Client-side MCP integration allows your application to connect to MCP servers
that are accessible from the end user's browser, for instance when using a local
MCP server.
This is useful for:
Local MCP servers running on the user's machine
MCP servers where the user's browser is already authenticated
Private or internal services behind a firewall, that are only visible from the user's browser
Note:There is currently no support for authenticated MCP servers when using client-side MCP connections.
Dependency note
The @tambo-ai/react/mcp subpath declares @modelcontextprotocol/sdk, zod, and zod-to-json-schema as optional peer dependencies. If you import this subpath in your application, make sure these packages are installed with compatible versions:
zod can also be ^3.25 if you prefer Zod 3; both ^3.25 and ^4.0 satisfy the SDK's zod/v3 subpath constraints. This keeps MCP support opt-in while avoiding runtime errors when you start using the MCP hooks and providers.
★ ★ ★ ★ ★ ★ ★
▸ Work task 1
Answer these questions about the client-side MCP integration text.
(a) What kind of MCP server is currently unsupported for client-side MCP connections?
(b) Which three packages does the @tambo-ai/react/mcp subpath declare as optional peer dependencies?
(c) Which two zod version ranges satisfy the SDK's zod/v3 subpath constraints?
▸ Work task 2
Continue the client-side MCP integration text after its final sentence, keeping the same documentation style.
★ ★ ★ ★ ★ ★ ★
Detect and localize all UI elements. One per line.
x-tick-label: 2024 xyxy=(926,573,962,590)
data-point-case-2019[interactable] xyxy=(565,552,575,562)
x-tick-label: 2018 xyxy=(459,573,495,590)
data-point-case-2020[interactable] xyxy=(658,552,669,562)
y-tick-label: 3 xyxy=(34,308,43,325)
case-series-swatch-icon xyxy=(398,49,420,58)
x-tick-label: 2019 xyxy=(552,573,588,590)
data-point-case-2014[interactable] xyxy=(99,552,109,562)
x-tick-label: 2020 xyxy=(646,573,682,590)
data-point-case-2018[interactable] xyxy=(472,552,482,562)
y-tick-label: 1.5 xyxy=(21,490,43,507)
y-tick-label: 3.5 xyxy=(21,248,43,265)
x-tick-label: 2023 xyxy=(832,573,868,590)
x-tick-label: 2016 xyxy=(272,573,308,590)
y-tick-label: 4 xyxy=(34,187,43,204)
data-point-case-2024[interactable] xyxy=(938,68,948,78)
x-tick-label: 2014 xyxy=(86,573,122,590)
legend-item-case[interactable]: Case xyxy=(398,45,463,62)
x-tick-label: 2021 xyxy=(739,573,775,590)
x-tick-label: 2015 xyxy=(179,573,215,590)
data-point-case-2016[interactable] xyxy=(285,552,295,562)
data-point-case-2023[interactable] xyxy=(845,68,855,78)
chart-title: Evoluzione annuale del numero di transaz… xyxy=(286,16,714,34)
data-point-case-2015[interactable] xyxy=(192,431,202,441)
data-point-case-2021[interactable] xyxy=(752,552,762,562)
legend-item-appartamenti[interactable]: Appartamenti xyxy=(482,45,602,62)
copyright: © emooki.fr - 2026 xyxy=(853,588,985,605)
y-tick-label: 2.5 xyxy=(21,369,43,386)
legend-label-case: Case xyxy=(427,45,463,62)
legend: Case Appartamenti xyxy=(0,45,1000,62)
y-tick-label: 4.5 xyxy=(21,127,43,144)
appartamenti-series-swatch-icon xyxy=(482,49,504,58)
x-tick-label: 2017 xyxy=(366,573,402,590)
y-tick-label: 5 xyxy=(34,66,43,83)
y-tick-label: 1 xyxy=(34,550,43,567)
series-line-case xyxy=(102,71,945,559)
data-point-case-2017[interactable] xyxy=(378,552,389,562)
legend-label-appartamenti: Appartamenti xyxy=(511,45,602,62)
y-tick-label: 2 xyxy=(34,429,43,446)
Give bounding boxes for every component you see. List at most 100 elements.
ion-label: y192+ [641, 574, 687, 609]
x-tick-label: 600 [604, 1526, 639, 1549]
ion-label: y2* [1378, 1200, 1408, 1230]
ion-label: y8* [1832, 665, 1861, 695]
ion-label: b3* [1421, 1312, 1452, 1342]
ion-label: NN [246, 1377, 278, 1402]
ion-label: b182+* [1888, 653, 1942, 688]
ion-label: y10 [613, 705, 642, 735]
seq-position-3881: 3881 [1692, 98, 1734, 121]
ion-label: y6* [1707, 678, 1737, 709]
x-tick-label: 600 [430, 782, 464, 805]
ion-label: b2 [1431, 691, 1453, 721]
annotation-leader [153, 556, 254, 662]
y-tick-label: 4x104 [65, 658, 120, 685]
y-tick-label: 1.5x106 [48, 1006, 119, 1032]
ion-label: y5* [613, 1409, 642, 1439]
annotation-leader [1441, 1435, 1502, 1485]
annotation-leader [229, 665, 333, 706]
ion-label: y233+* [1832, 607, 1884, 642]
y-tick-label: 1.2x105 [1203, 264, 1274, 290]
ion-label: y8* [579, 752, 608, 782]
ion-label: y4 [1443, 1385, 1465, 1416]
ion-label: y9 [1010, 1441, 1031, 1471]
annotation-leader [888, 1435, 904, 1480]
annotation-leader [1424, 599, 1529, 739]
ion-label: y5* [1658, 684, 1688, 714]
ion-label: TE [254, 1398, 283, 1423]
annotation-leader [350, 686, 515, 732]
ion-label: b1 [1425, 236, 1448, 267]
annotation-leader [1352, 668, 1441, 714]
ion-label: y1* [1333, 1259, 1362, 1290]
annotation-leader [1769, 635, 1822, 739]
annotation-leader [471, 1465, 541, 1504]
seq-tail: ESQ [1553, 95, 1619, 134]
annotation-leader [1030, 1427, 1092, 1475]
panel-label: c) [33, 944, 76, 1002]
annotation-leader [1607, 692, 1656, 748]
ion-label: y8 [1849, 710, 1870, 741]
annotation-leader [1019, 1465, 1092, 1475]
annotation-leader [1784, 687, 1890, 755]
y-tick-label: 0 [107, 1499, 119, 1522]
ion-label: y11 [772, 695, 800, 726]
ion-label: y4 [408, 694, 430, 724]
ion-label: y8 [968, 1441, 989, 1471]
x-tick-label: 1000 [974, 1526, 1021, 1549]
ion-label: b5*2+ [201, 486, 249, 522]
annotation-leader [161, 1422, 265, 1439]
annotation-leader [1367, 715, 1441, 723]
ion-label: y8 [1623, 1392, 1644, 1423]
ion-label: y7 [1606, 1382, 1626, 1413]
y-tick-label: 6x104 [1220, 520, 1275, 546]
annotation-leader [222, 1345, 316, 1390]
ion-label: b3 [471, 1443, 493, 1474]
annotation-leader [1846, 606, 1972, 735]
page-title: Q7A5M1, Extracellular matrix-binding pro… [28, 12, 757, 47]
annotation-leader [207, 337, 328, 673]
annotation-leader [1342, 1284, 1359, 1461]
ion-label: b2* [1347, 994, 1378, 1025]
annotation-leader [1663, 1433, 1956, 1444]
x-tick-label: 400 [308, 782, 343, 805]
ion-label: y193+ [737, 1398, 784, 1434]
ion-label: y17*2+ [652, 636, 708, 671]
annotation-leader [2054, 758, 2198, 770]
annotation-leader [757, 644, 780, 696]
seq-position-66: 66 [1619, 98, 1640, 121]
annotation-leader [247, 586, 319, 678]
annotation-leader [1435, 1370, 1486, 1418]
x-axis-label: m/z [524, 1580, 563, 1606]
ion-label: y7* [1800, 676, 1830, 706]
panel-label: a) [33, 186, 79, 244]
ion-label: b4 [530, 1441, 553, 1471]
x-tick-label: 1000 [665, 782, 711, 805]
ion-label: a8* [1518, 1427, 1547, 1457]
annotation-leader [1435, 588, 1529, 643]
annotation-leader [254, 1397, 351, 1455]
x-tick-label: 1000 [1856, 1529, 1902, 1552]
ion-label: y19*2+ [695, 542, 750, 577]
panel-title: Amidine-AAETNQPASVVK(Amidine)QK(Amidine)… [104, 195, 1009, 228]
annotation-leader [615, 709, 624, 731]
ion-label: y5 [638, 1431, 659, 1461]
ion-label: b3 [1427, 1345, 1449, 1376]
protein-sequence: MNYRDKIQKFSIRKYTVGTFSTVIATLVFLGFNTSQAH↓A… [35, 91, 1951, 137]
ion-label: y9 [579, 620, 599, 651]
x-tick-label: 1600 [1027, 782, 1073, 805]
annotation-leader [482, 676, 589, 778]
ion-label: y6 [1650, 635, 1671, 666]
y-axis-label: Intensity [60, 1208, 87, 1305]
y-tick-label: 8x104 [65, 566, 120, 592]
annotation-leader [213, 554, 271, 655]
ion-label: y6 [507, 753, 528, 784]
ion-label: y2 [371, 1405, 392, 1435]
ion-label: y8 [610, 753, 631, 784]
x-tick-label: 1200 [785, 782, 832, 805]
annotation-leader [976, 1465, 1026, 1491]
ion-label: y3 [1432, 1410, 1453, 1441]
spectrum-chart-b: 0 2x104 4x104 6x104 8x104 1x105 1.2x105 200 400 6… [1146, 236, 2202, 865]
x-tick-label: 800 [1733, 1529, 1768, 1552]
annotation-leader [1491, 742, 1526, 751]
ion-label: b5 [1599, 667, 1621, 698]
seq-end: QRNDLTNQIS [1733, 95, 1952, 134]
★ ★ ★ ★ ★ ★ ★
▸ Answer section 1
(a) Authenticated MCP servers.
(b) @modelcontextprotocol/sdk, zod, and zod-to-json-schema.
(c) ^3.25 and ^4.0.

▸ Answer section 2
To implement client-side MCP support, pass mcpServers to TamboProvider:
import { TamboProvider } from "@tambo-ai/react";import { MCPTransport } from "@tambo-ai/react/mcp";function MyApp() { return ( <TamboProvider components={...} mcpServers={[ { // MCP server configuration url: "http://localhost:8123/", // Optional stable prefix used when multiple MCP servers are configured // If omitted, a key is derived from the URL hostname (e.g., "https://mcp.linear.app/mcp" -> "linear") serverKey: "local", // Optional custom headers, eg. // { "Authorization": `Bearer ${token}` } or { "X-Api-Key": "1234567890" } customHeaders: {}, transport: MCPTransport.HTTP, // optional, defaults to HTTP }, ]} > {/* Your application components */} </TamboProvider> );}
TamboProvider automatically establishes connections to the specified MCP servers and makes their tools available to Tambo agents in your application.
Note
Tambo always prefixes names using the serverKey to identify which MCP server they come from:
If you do not provide serverKey, Tambo derives one from the server URL (for example, https://mcp.linear.app/mcp becomes linear). To keep things predictable across environments, set serverKey explicitly. Avoid using : and __ in the serverKey since prompts/resources use : and tools use __ as separators; prefer letters, numbers, _, and -.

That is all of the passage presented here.